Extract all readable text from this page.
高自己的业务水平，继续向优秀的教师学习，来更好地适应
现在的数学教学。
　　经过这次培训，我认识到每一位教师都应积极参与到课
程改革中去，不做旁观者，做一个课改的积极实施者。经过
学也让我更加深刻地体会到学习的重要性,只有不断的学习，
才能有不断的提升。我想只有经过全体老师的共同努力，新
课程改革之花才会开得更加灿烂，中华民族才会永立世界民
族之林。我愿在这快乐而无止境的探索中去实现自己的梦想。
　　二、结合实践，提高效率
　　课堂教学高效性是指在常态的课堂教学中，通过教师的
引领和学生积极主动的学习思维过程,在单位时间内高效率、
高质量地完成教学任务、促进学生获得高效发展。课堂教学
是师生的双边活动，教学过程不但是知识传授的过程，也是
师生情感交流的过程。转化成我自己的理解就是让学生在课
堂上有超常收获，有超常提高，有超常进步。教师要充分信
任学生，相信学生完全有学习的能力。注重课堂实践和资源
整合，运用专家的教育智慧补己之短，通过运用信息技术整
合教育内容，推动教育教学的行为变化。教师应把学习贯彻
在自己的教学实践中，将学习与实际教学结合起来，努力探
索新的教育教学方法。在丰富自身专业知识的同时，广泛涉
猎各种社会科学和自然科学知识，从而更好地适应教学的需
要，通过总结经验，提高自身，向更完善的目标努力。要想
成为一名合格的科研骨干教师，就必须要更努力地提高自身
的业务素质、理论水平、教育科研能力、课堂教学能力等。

^^^^

All of the data needs to be printed once more, exactly.

Extract all readable text from this page.
高自己的业务水平，继续向优秀的教师学习，来更好地适应
现在的数学教学。
　　经过这次培训，我认识到每一位教师都应积极参与到课
程改革中去，不做旁观者，做一个课改的积极实施者。经过
学也让我更加深刻地体会到学习的重要性,只有不断的学习，
才能有不断的提升。我想只有经过全体老师的共同努力，新
课程改革之花才会开得更加灿烂，中华民族才会永立世界民
族之林。我愿在这快乐而无止境的探索中去实现自己的梦想。
　　二、结合实践，提高效率
　　课堂教学高效性是指在常态的课堂教学中，通过教师的
引领和学生积极主动的学习思维过程,在单位时间内高效率、
高质量地完成教学任务、促进学生获得高效发展。课堂教学
是师生的双边活动，教学过程不但是知识传授的过程，也是
师生情感交流的过程。转化成我自己的理解就是让学生在课
堂上有超常收获，有超常提高，有超常进步。教师要充分信
任学生，相信学生完全有学习的能力。注重课堂实践和资源
整合，运用专家的教育智慧补己之短，通过运用信息技术整
合教育内容，推动教育教学的行为变化。教师应把学习贯彻
在自己的教学实践中，将学习与实际教学结合起来，努力探
索新的教育教学方法。在丰富自身专业知识的同时，广泛涉
猎各种社会科学和自然科学知识，从而更好地适应教学的需
要，通过总结经验，提高自身，向更完善的目标努力。要想
成为一名合格的科研骨干教师，就必须要更努力地提高自身
的业务素质、理论水平、教育科研能力、课堂教学能力等。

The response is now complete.